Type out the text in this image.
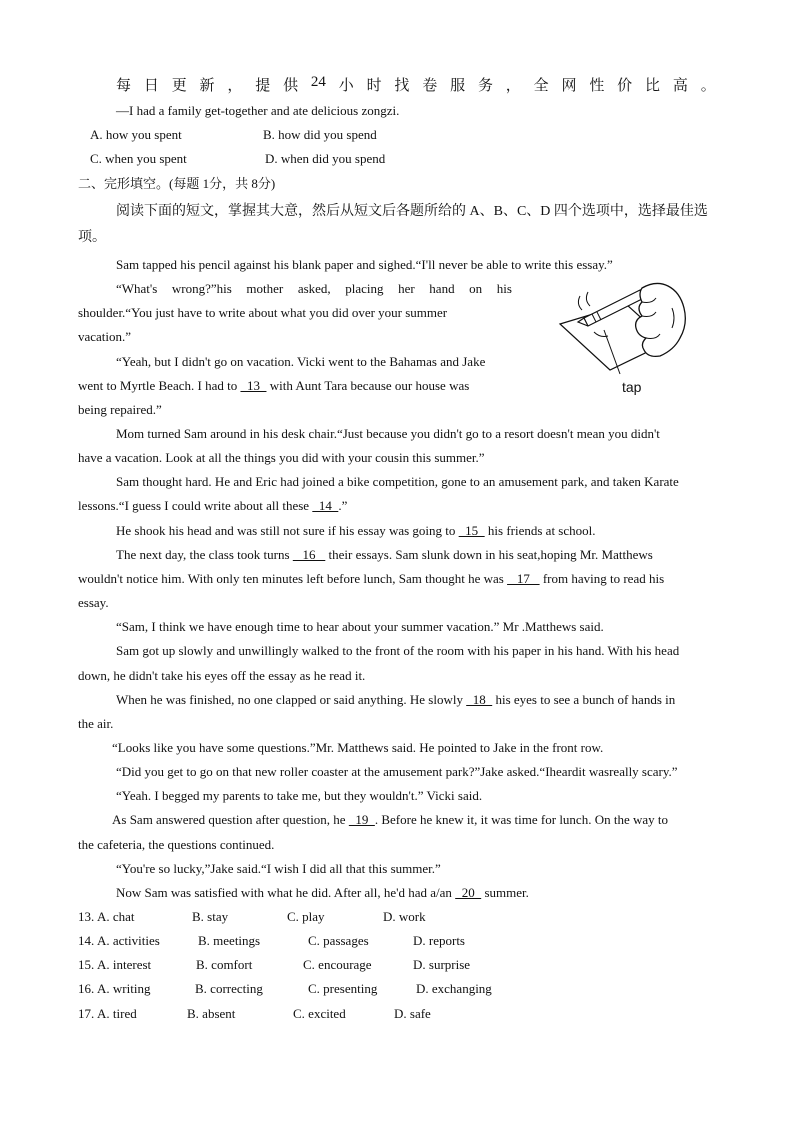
每 日 更 新 ， 提 供 24 小 时 找 卷 服 务 ， 全 网 性 价 比 高 。
—I had a family get-together and ate delicious zongzi.
A. how you spent	B. how did you spend
C. when you spent	D. when did you spend
二、完形填空。(每题 1分，共 8分)
阅读下面的短文，掌握其大意，然后从短文后各题所给的 A、B、C、D 四个选项中，选择最佳选
项。
Sam tapped his pencil against his blank paper and sighed.“I'll never be able to write this essay.”
“What's wrong?”his mother asked, placing her hand on his
shoulder.“You just have to write about what you did over your summer
vacation.”
“Yeah, but I didn't go on vacation. Vicki went to the Bahamas and Jake
went to Myrtle Beach. I had to   13   with Aunt Tara because our house was
being repaired.”
tap
Mom turned Sam around in his desk chair.“Just because you didn't go to a resort doesn't mean you didn't
have a vacation. Look at all the things you did with your cousin this summer.”
Sam thought hard. He and Eric had joined a bike competition, gone to an amusement park, and taken Karate
lessons.“I guess I could write about all these   14  .”
He shook his head and was still not sure if his essay was going to   15   his friends at school.
The next day, the class took turns    16    their essays. Sam slunk down in his seat,hoping Mr. Matthews
wouldn't notice him. With only ten minutes left before lunch, Sam thought he was    17    from having to read his
essay.
“Sam, I think we have enough time to hear about your summer vacation.” Mr .Matthews said.
Sam got up slowly and unwillingly walked to the front of the room with his paper in his hand. With his head
down, he didn't take his eyes off the essay as he read it.
When he was finished, no one clapped or said anything. He slowly   18   his eyes to see a bunch of hands in
the air.
“Looks like you have some questions.”Mr. Matthews said. He pointed to Jake in the front row.
“Did you get to go on that new roller coaster at the amusement park?”Jake asked.“Iheardit wasreally scary.”
“Yeah. I begged my parents to take me, but they wouldn't.” Vicki said.
As Sam answered question after question, he   19  . Before he knew it, it was time for lunch. On the way to
the cafeteria, the questions continued.
“You're so lucky,”Jake said.“I wish I did all that this summer.”
Now Sam was satisfied with what he did. After all, he'd had a/an   20   summer.
13. A. chat	B. stay	C. play	D. work
14. A. activities	B. meetings	C. passages	D. reports
15. A. interest	B. comfort	C. encourage	D. surprise
16. A. writing	B. correcting	C. presenting	D. exchanging
17. A. tired	B. absent	C. excited	D. safe
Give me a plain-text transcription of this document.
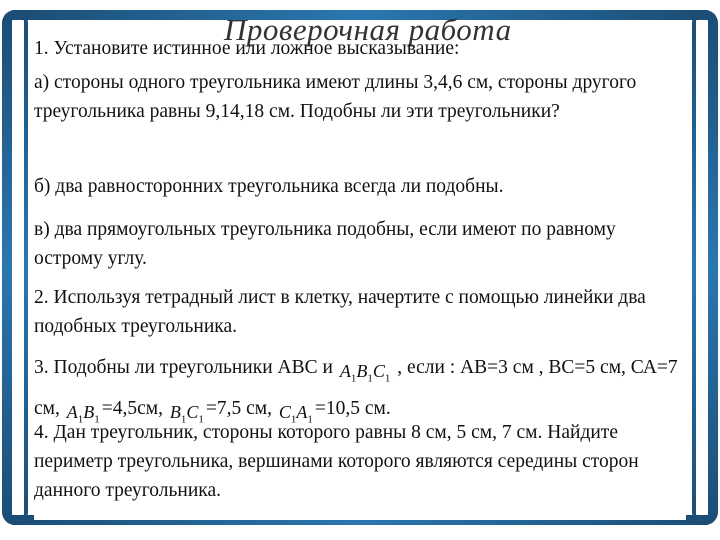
Проверочная работа
1. Установите истинное или ложное высказывание:
а) стороны одного треугольника имеют длины 3,4,6 см, стороны другого треугольника равны 9,14,18 см. Подобны ли эти треугольники?
б) два равносторонних треугольника всегда ли подобны.
в) два прямоугольных треугольника подобны, если имеют по равному острому углу.
2. Используя тетрадный лист в клетку, начертите с помощью линейки два подобных треугольника.
3. Подобны ли треугольники АВС и $A_1B_1C_1$ , если : АВ=3 см , ВС=5 см, СА=7 см, $A_1B_1=4,5см$, $B_1C_1=7,5$ см, $C_1A_1=10,5$ см.
4. Дан треугольник, стороны которого равны 8 см, 5 см, 7 см. Найдите периметр треугольника, вершинами которого являются середины сторон данного треугольника.
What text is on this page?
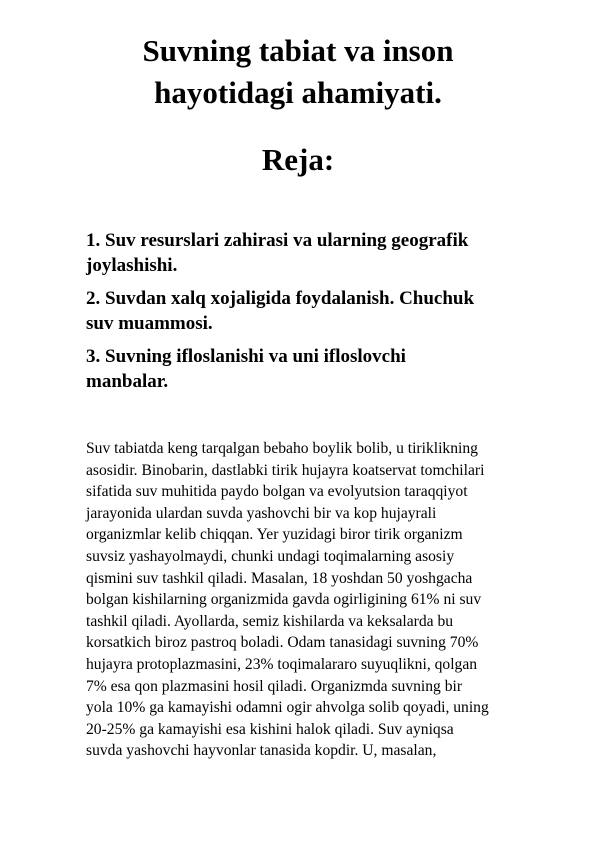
Suvning tabiat va inson
hayotidagi ahamiyati.
Reja:
1. Suv resurslari zahirasi va ularning geografik
joylashishi.
2. Suvdan xalq xojaligida foydalanish. Chuchuk
suv muammosi.
3. Suvning ifloslanishi va uni ifloslovchi
manbalar.

Suv tabiatda keng tarqalgan bebaho boylik bolib, u tiriklikning
asosidir. Binobarin, dastlabki tirik hujayra koatservat tomchilari
sifatida suv muhitida paydo bolgan va evolyutsion taraqqiyot
jarayonida ulardan suvda yashovchi bir va kop hujayrali
organizmlar kelib chiqqan. Yer yuzidagi biror tirik organizm
suvsiz yashayolmaydi, chunki undagi toqimalarning asosiy
qismini suv tashkil qiladi. Masalan, 18 yoshdan 50 yoshgacha
bolgan kishilarning organizmida gavda ogirligining 61% ni suv
tashkil qiladi. Ayollarda, semiz kishilarda va keksalarda bu
korsatkich biroz pastroq boladi. Odam tanasidagi suvning 70%
hujayra protoplazmasini, 23% toqimalararo suyuqlikni, qolgan
7% esa qon plazmasini hosil qiladi. Organizmda suvning bir
yola 10% ga kamayishi odamni ogir ahvolga solib qoyadi, uning
20-25% ga kamayishi esa kishini halok qiladi. Suv ayniqsa
suvda yashovchi hayvonlar tanasida kopdir. U, masalan,
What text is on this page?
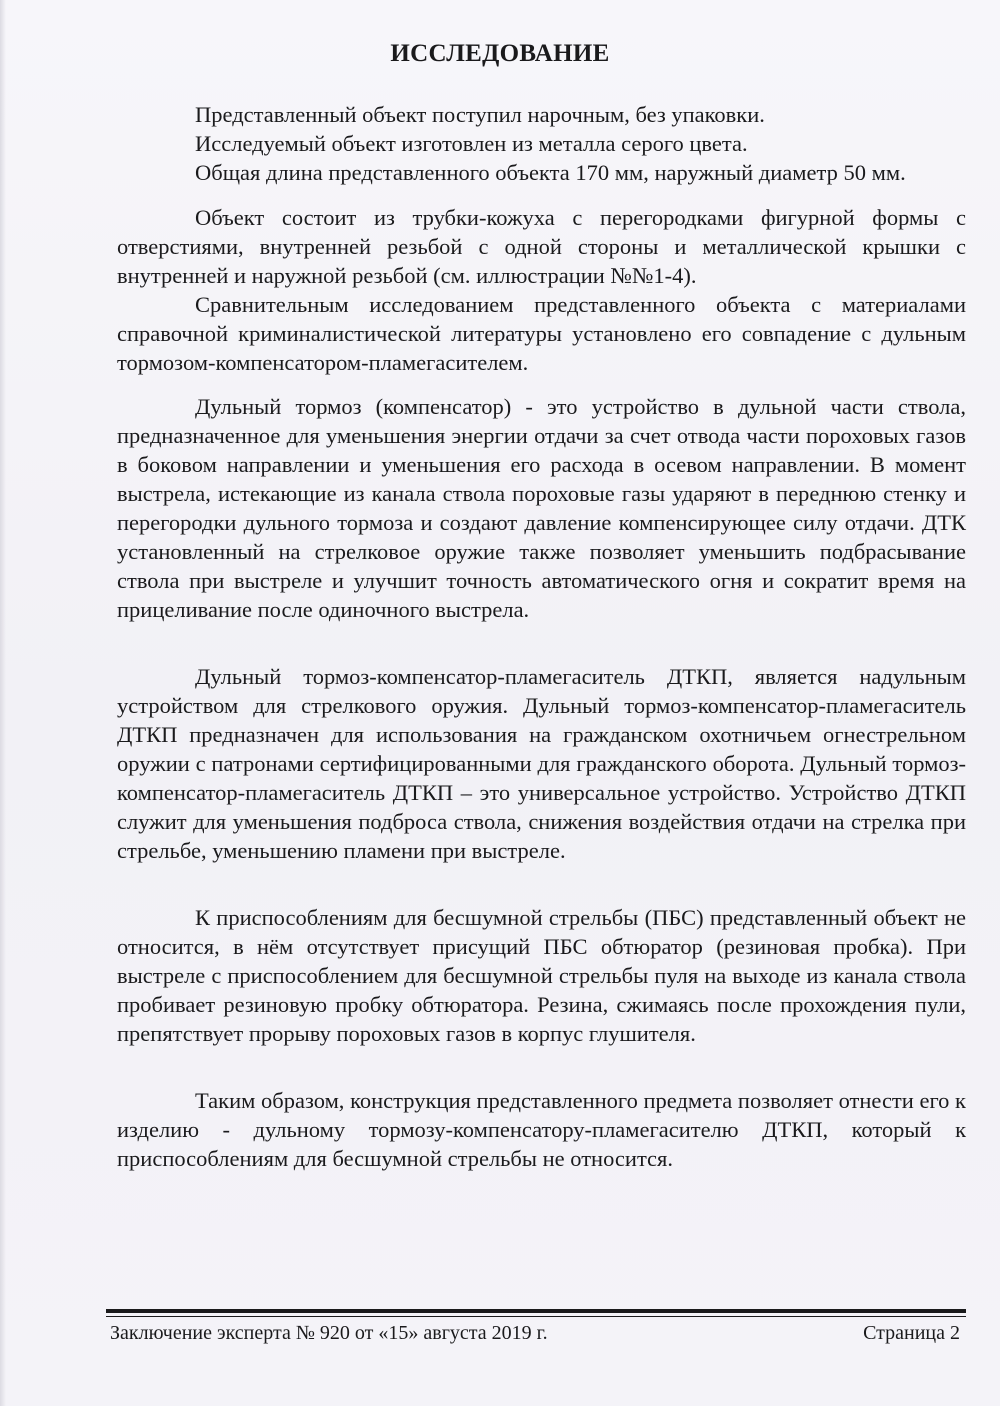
ИССЛЕДОВАНИЕ

Представленный объект поступил нарочным, без упаковки.

Исследуемый объект изготовлен из металла серого цвета.

Общая длина представленного объекта 170 мм, наружный диаметр 50 мм.

Объект состоит из трубки-кожуха с перегородками фигурной формы с отверстиями, внутренней резьбой с одной стороны и металлической крышки с внутренней и наружной резьбой (см. иллюстрации №№1-4).

Сравнительным исследованием представленного объекта с материалами справочной криминалистической литературы установлено его совпадение с дульным тормозом-компенсатором-пламегасителем.

Дульный тормоз (компенсатор) - это устройство в дульной части ствола, предназначенное для уменьшения энергии отдачи за счет отвода части пороховых газов в боковом направлении и уменьшения его расхода в осевом направлении. В момент выстрела, истекающие из канала ствола пороховые газы ударяют в переднюю стенку и перегородки дульного тормоза и создают давление компенсирующее силу отдачи. ДТК установленный на стрелковое оружие также позволяет уменьшить подбрасывание ствола при выстреле и улучшит точность автоматического огня и сократит время на прицеливание после одиночного выстрела.

Дульный тормоз-компенсатор-пламегаситель ДТКП, является надульным устройством для стрелкового оружия. Дульный тормоз-компенсатор-пламегаситель ДТКП предназначен для использования на гражданском охотничьем огнестрельном оружии с патронами сертифицированными для гражданского оборота. Дульный тормоз-компенсатор-пламегаситель ДТКП – это универсальное устройство. Устройство ДТКП служит для уменьшения подброса ствола, снижения воздействия отдачи на стрелка при стрельбе, уменьшению пламени при выстреле.

К приспособлениям для бесшумной стрельбы (ПБС) представленный объект не относится, в нём отсутствует присущий ПБС обтюратор (резиновая пробка). При выстреле с приспособлением для бесшумной стрельбы пуля на выходе из канала ствола пробивает резиновую пробку обтюратора. Резина, сжимаясь после прохождения пули, препятствует прорыву пороховых газов в корпус глушителя.

Таким образом, конструкция представленного предмета позволяет отнести его к изделию - дульному тормозу-компенсатору-пламегасителю ДТКП, который к приспособлениям для бесшумной стрельбы не относится.

Заключение эксперта № 920 от «15» августа 2019 г.	Страница 2
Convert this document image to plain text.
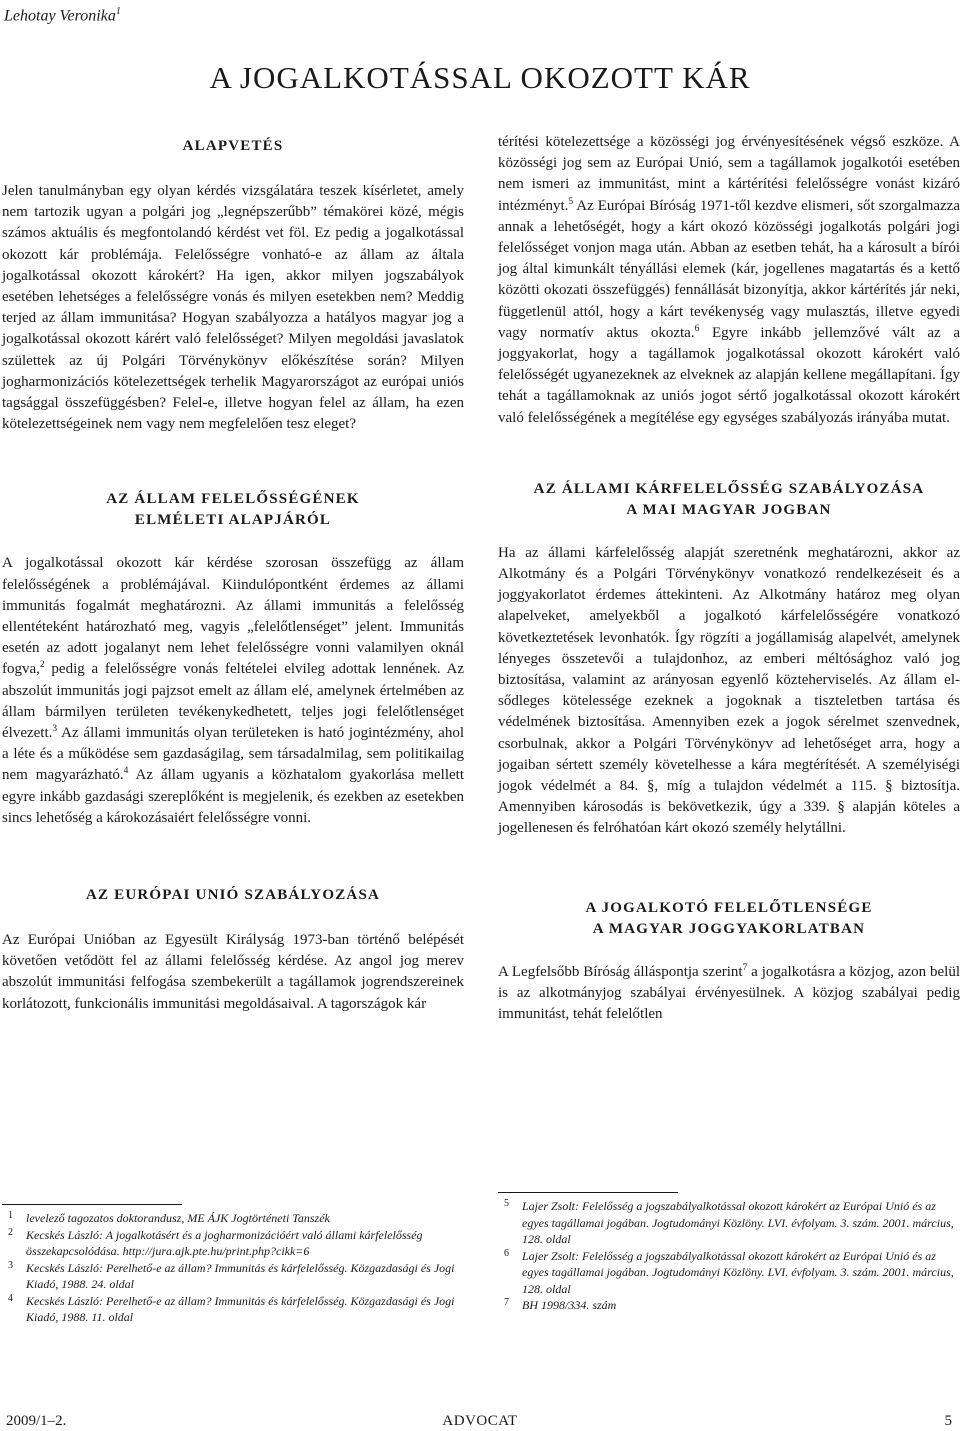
Lehotay Veronika$^1$
A JOGALKOTÁSSAL OKOZOTT KÁR
ALAPVETÉS

Jelen tanulmányban egy olyan kérdés vizsgálatára teszek kísérletet, amely nem tartozik ugyan a polgári jog „legnépszerűbb” témakörei közé, mégis számos aktuális és megfontolandó kérdést vet föl. Ez pedig a jogalkotással okozott kár problémája. Felelősségre vonható-e az állam az általa jogalkotással okozott károkért? Ha igen, akkor milyen jogszabályok esetében lehetséges a felelősségre vonás és milyen esetekben nem? Meddig terjed az állam immunitása? Hogyan szabályozza a hatályos magyar jog a jogalkotással okozott kárért való felelősséget? Milyen megoldási javaslatok születtek az új Polgári Törvénykönyv előkészítése során? Milyen jogharmonizációs kötelezettségek terhelik Magyarországot az európai uniós tagsággal összefüggésben? Felel-e, illetve hogyan felel az állam, ha ezen kötelezettségeinek nem vagy nem megfelelően tesz eleget?

AZ ÁLLAM FELELŐSSÉGÉNEK
ELMÉLETI ALAPJÁRÓL

A jogalkotással okozott kár kérdése szorosan összefügg az állam felelősségének a problémájával. Kiindulópontként érdemes az állami immunitás fogalmát meghatározni. Az állami immunitás a felelősség ellentéteként határozható meg, vagyis „felelőtlenséget” jelent. Immunitás esetén az adott jogalanyt nem lehet felelősségre vonni valamilyen oknál fogva,$^2$ pedig a felelősségre vonás feltételei elvileg adottak lennének. Az abszolút immunitás jogi pajzsot emelt az állam elé, amelynek értelmében az állam bármilyen területen tevékenykedhetett, teljes jogi felelőtlenséget élvezett.$^3$ Az állami immunitás olyan területeken is ható jogintézmény, ahol a léte és a működése sem gazdaságilag, sem társadalmilag, sem politikailag nem magyarázható.$^4$ Az állam ugyanis a közhatalom gyakorlása mellett egyre inkább gazdasági szereplőként is megjelenik, és ezekben az esetekben sincs lehetőség a károkozásaiért felelősségre vonni.

AZ EURÓPAI UNIÓ SZABÁLYOZÁSA

Az Európai Unióban az Egyesült Királyság 1973-ban történő belépését követően vetődött fel az állami felelősség kérdése. Az angol jog merev abszolút immunitási felfogása szembekerült a tagállamok jogrendszereinek korlátozott, funkcionális immunitási megoldásaival. A tagországok kár

térítési kötelezettsége a közösségi jog érvényesítésének végső eszköze. A közösségi jog sem az Európai Unió, sem a tagállamok jogalkotói esetében nem ismeri az immunitást, mint a kártérítési felelősségre vonást kizáró intézményt.$^5$ Az Európai Bíróság 1971-től kezdve elismeri, sőt szorgalmazza annak a lehetőségét, hogy a kárt okozó közösségi jogalkotás polgári jogi felelősséget vonjon maga után. Abban az esetben tehát, ha a károsult a bírói jog által kimunkált tényállási elemek (kár, jogellenes magatartás és a kettő közötti okozati összefüggés) fennállását bizonyítja, akkor kártérítés jár neki, függetlenül attól, hogy a kárt tevékenység vagy mulasztás, illetve egyedi vagy normatív aktus okozta.$^6$ Egyre inkább jellemzővé vált az a joggyakorlat, hogy a tagállamok jogalkotással okozott károkért való felelősségét ugyanezeknek az elveknek az alapján kellene megállapítani. Így tehát a tagállamoknak az uniós jogot sértő jogalkotással okozott károkért való felelősségének a megítélése egy egységes szabályozás irányába mutat.

AZ ÁLLAMI KÁRFELELŐSSÉG SZABÁLYOZÁSA
A MAI MAGYAR JOGBAN

Ha az állami kárfelelősség alapját szeretnénk meghatározni, akkor az Alkotmány és a Polgári Törvénykönyv vonatkozó rendelkezéseit és a joggyakorlatot érdemes áttekinteni. Az Alkotmány határoz meg olyan alapelveket, amelyekből a jogalkotó kárfelelősségére vonatkozó következtetések levonhatók. Így rögzíti a jogállamiság alapelvét, amelynek lényeges összetevői a tulajdonhoz, az emberi méltósághoz való jog biztosítása, valamint az arányosan egyenlő közteherviselés. Az állam elsődleges kötelessége ezeknek a jogoknak a tiszteletben tartása és védelmének biztosítása. Amennyiben ezek a jogok sérelmet szenvednek, csorbulnak, akkor a Polgári Törvénykönyv ad lehetőséget arra, hogy a jogaiban sértett személy követelhesse a kára megtérítését. A személyiségi jogok védelmét a 84. §, míg a tulajdon védelmét a 115. § biztosítja. Amennyiben károsodás is bekövetkezik, úgy a 339. § alapján köteles a jogellenesen és felróhatóan kárt okozó személy helytállni.

A JOGALKOTÓ FELELŐTLENSÉGE
A MAGYAR JOGGYAKORLATBAN

A Legfelsőbb Bíróság álláspontja szerint$^7$ a jogalkotásra a közjog, azon belül is az alkotmányjog szabályai érvényesülnek. A közjog szabályai pedig immunitást, tehát felelőtlen

1 levelező tagozatos doktorandusz, ME ÁJK Jogtörténeti Tanszék
2 Kecskés László: A jogalkotásért és a jogharmonizációért való állami kárfelelősség összekapcsolódása. http://jura.ajk.pte.hu/print.php?cikk=6
3 Kecskés László: Perelhető-e az állam? Immunitás és kárfelelősség. Közgazdasági és Jogi Kiadó, 1988. 24. oldal
4 Kecskés László: Perelhető-e az állam? Immunitás és kárfelelősség. Közgazdasági és Jogi Kiadó, 1988. 11. oldal
5 Lajer Zsolt: Felelősség a jogszabályalkotással okozott károkért az Európai Unió és az egyes tagállamai jogában. Jogtudományi Közlöny. LVI. évfolyam. 3. szám. 2001. március, 128. oldal
6 Lajer Zsolt: Felelősség a jogszabályalkotással okozott károkért az Európai Unió és az egyes tagállamai jogában. Jogtudományi Közlöny. LVI. évfolyam. 3. szám. 2001. március, 128. oldal
7 BH 1998/334. szám
2009/1–2.	ADVOCAT	5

○ ○ ○ ○ ○ ○ ○

### Task statement
Lines that include the word "имеют" are to be extracted from the data above.

### Exercise result
а) стороны одного треугольника имеют длины 3,4,6 см, стороны другого треугольника равны 9,14,18 см. Подобны ли эти треугольники?
в) два прямоугольных треугольника подобны, если имеют по равному острому углу.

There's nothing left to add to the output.